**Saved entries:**
* Begin *

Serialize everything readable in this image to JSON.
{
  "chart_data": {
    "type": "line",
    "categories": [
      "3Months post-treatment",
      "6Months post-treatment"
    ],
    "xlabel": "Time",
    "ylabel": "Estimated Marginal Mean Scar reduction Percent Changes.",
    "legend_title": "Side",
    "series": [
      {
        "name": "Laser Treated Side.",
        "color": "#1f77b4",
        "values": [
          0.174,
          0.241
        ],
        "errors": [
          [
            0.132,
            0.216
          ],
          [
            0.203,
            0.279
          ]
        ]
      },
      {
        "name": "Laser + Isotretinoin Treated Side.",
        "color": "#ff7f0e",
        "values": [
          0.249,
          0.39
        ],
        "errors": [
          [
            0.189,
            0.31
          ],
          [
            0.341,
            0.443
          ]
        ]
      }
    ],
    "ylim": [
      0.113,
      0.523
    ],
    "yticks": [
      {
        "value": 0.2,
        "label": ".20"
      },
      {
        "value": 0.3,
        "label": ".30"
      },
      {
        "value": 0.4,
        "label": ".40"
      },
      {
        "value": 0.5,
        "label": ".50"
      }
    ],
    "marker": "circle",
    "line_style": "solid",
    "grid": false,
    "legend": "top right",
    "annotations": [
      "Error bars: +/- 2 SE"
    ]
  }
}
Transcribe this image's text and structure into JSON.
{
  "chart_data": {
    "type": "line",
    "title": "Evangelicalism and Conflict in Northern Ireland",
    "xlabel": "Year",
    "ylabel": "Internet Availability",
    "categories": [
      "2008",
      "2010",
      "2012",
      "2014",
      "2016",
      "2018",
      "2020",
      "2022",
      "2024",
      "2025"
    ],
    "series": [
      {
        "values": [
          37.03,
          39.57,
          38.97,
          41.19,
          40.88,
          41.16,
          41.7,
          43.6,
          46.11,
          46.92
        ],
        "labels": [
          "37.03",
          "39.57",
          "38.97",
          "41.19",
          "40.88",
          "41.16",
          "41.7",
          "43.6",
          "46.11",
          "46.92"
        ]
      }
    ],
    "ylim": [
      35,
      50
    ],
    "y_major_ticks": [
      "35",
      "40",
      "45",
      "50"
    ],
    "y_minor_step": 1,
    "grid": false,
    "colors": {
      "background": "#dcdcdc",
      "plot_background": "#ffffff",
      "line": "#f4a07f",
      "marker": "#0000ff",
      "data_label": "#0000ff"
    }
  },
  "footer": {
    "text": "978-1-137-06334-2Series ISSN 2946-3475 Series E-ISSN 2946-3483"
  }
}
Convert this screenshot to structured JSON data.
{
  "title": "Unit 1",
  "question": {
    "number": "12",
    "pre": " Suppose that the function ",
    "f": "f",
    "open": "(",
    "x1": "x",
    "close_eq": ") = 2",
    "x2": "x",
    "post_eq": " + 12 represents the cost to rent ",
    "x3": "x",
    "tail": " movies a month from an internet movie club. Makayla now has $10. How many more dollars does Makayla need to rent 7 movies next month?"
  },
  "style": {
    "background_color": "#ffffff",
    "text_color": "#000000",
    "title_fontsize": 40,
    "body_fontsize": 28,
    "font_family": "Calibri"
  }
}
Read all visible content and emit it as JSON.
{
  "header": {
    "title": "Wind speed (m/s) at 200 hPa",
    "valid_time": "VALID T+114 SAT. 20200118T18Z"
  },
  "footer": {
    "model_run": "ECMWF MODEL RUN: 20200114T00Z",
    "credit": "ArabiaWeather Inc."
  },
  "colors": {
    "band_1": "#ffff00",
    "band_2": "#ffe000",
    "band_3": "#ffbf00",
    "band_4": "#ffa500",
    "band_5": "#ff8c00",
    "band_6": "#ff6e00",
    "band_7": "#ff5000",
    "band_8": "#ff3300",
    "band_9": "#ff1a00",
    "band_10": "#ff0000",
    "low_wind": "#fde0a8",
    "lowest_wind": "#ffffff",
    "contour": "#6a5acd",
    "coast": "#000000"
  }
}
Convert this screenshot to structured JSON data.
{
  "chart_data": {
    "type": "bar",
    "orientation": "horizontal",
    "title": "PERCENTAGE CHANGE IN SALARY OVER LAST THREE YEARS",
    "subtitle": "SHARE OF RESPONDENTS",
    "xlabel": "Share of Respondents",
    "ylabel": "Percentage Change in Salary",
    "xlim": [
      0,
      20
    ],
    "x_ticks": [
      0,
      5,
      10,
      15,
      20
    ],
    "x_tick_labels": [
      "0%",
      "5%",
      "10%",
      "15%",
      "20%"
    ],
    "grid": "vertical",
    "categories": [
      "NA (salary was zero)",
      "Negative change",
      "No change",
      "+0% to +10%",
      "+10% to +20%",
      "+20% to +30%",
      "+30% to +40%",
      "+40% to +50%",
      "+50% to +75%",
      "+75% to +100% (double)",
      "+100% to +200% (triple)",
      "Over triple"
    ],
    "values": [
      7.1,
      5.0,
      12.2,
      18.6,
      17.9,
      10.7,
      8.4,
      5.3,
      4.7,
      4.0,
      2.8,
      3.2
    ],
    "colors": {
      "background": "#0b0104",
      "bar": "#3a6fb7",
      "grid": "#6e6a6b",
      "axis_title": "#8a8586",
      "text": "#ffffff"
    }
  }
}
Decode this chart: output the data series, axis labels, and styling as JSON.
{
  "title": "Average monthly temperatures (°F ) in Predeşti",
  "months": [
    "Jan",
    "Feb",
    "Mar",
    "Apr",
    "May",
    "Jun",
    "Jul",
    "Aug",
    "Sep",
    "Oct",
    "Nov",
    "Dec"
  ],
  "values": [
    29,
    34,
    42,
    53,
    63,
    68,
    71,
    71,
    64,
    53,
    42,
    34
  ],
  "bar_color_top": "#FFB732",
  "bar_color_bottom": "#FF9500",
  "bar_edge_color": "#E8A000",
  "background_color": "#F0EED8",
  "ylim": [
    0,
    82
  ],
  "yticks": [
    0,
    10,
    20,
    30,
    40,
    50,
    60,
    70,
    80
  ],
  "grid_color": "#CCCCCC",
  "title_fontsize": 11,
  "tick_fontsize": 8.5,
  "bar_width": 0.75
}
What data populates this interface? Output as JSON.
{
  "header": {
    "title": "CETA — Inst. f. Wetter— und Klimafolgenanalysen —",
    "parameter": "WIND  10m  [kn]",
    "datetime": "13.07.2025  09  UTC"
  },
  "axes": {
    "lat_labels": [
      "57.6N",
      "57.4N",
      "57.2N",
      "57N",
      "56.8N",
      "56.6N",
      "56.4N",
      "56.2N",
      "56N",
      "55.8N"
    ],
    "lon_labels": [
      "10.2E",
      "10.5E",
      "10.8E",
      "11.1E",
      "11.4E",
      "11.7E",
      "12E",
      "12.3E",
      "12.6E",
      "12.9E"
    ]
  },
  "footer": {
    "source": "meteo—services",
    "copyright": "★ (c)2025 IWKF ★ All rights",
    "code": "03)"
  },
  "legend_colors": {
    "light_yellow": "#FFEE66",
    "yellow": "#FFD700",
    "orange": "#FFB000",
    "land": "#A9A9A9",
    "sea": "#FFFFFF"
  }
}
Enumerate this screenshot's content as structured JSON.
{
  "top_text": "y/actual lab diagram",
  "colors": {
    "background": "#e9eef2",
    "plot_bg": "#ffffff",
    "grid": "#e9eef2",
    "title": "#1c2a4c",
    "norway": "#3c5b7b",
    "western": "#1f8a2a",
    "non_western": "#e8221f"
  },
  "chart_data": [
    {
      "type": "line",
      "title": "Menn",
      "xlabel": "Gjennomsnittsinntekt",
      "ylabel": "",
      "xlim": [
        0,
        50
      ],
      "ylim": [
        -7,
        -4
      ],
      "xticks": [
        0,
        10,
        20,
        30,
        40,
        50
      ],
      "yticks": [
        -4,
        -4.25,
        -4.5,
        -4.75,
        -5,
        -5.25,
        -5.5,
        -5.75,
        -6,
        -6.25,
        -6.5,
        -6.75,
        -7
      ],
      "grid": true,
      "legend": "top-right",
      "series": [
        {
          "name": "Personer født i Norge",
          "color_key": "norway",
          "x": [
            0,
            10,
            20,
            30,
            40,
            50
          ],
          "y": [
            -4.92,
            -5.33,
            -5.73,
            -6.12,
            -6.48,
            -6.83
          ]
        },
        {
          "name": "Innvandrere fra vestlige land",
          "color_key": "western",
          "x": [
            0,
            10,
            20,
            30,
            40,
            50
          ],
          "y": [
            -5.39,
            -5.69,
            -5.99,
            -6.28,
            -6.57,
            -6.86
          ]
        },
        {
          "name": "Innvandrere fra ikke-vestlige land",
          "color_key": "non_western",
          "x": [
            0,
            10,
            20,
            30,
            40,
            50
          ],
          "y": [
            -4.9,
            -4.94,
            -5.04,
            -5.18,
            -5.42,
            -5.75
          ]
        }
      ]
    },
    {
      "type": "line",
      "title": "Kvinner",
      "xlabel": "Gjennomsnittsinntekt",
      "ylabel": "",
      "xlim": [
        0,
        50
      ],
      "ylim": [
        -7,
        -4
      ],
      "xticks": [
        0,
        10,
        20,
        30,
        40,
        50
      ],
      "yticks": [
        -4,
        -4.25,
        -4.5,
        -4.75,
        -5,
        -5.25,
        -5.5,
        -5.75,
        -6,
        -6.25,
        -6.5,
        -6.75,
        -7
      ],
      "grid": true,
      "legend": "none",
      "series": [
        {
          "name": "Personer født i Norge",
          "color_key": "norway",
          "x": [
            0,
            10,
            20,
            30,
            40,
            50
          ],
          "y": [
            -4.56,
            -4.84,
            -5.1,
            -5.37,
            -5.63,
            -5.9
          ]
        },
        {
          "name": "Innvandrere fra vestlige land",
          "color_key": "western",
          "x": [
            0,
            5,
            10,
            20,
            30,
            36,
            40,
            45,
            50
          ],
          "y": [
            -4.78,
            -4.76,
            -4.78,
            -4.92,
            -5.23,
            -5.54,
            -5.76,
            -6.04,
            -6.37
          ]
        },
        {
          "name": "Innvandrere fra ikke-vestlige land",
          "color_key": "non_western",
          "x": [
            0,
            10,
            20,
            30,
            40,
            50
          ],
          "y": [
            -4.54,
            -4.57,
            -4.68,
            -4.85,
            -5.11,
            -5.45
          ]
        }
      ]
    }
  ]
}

* End *

Of the lines above, how many contain the string "Treated"? Only the number is required.

**Response:**
2